_Exercise instructions_: Gather the lines below that include the string "парк", copying each in full.

_Entries supplied_:

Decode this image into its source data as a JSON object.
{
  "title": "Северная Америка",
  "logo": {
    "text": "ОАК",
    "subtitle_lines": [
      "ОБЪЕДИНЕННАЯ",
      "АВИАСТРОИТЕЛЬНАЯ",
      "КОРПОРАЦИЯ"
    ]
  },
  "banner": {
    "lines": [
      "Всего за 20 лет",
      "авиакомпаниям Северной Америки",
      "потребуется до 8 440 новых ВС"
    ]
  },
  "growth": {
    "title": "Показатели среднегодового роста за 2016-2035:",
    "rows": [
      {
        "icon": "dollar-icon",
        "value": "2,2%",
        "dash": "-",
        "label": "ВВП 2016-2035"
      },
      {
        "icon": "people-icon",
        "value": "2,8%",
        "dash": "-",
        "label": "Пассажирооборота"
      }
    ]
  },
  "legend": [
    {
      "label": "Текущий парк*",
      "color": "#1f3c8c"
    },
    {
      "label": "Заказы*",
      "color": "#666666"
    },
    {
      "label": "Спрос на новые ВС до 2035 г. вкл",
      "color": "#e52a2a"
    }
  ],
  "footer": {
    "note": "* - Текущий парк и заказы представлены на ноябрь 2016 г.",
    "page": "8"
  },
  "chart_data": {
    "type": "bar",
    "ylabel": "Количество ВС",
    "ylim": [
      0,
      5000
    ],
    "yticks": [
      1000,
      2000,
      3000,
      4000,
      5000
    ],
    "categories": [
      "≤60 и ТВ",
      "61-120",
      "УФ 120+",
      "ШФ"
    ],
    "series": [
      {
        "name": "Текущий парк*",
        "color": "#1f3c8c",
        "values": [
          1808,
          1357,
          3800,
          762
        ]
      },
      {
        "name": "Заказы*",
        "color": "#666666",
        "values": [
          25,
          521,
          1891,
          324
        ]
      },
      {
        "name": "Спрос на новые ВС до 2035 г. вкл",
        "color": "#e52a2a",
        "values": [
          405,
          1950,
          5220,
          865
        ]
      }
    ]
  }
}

_Finished task_:
      "label": "Текущий парк*",
    "note": "* - Текущий парк и заказы представлены на ноябрь 2016 г.",
        "name": "Текущий парк*",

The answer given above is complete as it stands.